Rodolfo Mancuso (born February 28, 1991) is an American Internet personality, musician and actor. He is known for making comedy skits with his friends on YouTube and Vine having 10.6 million followers by the time it shut down making him the 4th most followed Viner and being behind many voices in the YouTube channel, Awkward Puppets.

Early life
Mancuso was raised in Glen Ridge, New Jersey, the son of an Italian-American father and a Brazilian mother, along with a sister, Marianna. He attended Glen Ridge High School and Rutgers University Newark. He lived in Rio de Janeiro for a while and speaks Portuguese fluently. He started playing the piano at the age of five. Mancuso was diagnosed with synesthesia.

Career 

Mancuso started his Vine channel in 2013. He was often known for his Hispanic characters as well as his IRL videos. Mancuso's partnered with Shots Studios to create videos and launched his YouTube channel in 2016.

He has been featured on Comedy Central's Drunk History and HBO's Outpost. He also starred in YouTube Red's Keys of Christmas along with Mariah Carey and DJ Khaled.

• WHAT TO DO
**1.** Reproduce the passage about Rodolfo Mancuso word for word, starting at "Rodolfo Mancuso (born" and ending at "channel, Awkward Puppets.".
**2.** Decide whether each statement agrees with the passage about Rodolfo Mancuso. Answer yes or no for each, and quote the words from the passage that settle it.
(a) Mancuso launched his YouTube channel in 2016.
(b) Mancuso began playing the guitar at the age of five.
(c) Mancuso's mother is Italian-American.
**3.** According to the passage about Rodolfo Mancuso, how many Vine followers did he have by the time Vine shut down?

• SUPPLIED ENTRIES
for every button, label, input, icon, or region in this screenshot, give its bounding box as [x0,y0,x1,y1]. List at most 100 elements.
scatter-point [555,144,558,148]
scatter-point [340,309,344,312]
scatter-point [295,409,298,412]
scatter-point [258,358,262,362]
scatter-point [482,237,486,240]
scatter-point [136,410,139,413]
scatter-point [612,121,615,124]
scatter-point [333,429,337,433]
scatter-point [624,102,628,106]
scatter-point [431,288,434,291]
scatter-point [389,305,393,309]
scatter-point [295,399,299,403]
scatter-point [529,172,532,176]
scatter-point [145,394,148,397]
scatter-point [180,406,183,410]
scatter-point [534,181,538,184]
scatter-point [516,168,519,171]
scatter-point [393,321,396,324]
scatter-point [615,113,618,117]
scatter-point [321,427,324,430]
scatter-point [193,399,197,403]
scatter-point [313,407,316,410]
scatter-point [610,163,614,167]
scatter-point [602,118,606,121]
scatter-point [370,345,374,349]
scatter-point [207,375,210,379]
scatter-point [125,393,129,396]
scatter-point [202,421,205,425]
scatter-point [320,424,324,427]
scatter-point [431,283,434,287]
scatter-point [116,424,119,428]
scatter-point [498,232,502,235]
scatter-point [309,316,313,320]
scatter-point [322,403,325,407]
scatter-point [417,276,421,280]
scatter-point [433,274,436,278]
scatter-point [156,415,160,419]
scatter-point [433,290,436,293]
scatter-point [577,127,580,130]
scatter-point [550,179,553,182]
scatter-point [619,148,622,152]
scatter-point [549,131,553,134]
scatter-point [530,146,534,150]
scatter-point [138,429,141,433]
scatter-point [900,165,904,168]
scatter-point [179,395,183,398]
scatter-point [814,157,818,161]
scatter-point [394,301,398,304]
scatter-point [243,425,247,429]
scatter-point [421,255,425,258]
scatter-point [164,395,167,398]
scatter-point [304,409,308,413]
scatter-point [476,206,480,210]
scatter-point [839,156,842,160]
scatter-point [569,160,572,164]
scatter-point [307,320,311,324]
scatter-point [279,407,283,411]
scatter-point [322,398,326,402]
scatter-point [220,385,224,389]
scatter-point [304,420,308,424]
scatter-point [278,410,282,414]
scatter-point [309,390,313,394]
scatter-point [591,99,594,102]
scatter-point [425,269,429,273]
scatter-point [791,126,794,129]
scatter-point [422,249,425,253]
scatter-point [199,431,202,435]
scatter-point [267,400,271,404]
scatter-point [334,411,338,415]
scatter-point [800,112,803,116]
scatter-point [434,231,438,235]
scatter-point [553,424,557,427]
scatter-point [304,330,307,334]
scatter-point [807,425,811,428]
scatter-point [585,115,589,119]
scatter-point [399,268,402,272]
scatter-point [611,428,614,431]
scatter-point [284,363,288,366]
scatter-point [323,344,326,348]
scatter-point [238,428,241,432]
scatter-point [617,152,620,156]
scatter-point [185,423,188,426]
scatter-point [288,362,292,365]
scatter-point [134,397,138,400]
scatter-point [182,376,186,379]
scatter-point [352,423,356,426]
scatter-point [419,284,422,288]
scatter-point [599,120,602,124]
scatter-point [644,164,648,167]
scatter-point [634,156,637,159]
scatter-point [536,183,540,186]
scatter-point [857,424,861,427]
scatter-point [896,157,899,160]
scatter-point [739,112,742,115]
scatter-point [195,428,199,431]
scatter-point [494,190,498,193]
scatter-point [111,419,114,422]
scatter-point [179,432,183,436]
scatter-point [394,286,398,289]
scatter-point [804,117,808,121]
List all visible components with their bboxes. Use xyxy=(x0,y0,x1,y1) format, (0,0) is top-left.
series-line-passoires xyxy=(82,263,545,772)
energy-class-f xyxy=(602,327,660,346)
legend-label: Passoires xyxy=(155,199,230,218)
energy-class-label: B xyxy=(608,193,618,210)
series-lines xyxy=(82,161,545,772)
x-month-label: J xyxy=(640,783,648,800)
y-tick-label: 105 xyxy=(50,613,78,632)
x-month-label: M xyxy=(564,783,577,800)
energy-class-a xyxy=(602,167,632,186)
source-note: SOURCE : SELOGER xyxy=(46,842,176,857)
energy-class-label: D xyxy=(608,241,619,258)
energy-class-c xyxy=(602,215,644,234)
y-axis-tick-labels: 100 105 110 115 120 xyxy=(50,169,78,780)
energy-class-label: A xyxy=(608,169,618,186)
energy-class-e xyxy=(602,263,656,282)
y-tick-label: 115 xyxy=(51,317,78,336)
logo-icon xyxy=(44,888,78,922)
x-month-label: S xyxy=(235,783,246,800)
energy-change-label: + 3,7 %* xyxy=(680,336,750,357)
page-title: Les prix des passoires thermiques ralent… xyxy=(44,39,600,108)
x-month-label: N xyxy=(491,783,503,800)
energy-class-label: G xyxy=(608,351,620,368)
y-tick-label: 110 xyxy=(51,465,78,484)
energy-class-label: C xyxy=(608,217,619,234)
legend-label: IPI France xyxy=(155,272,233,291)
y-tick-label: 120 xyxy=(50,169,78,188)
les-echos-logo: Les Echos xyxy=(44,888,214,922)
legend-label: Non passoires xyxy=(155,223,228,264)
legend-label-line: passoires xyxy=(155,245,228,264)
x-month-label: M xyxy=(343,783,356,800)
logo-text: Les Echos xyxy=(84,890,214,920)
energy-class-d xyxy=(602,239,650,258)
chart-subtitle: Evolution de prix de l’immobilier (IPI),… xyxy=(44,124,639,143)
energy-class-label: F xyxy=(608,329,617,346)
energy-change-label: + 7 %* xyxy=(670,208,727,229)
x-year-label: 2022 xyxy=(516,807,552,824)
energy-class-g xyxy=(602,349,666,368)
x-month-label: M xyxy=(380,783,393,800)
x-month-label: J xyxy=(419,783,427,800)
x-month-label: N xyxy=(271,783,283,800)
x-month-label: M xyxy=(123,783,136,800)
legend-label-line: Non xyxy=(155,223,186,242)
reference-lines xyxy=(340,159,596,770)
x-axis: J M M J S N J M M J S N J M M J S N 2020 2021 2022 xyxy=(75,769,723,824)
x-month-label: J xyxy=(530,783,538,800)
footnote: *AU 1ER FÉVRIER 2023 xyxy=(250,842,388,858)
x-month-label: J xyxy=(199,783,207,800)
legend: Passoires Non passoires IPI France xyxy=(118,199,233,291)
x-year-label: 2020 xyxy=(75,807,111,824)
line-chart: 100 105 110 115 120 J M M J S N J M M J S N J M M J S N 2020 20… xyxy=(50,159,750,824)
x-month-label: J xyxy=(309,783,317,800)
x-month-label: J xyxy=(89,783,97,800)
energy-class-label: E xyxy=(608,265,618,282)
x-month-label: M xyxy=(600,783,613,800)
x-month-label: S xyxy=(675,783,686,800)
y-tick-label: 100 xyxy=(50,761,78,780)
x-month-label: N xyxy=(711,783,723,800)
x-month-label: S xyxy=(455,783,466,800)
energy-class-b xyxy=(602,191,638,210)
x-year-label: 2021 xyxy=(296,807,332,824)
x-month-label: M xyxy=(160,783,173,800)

• RESPONSES IN ORDER
**1.**
Rodolfo Mancuso (born February 28, 1991) is an American Internet personality, musician and actor. He is known for making comedy skits with his friends on YouTube and Vine having 10.6 million followers by the time it shut down making him the 4th most followed Viner and being behind many voices in the YouTube channel, Awkward Puppets.

**2.**
(a) Yes: "launched his YouTube channel in 2016."
(b) No: "He started playing the piano at the age of five."
(c) No: "the son of an Italian-American father and a Brazilian mother"

**3.** 10.6 million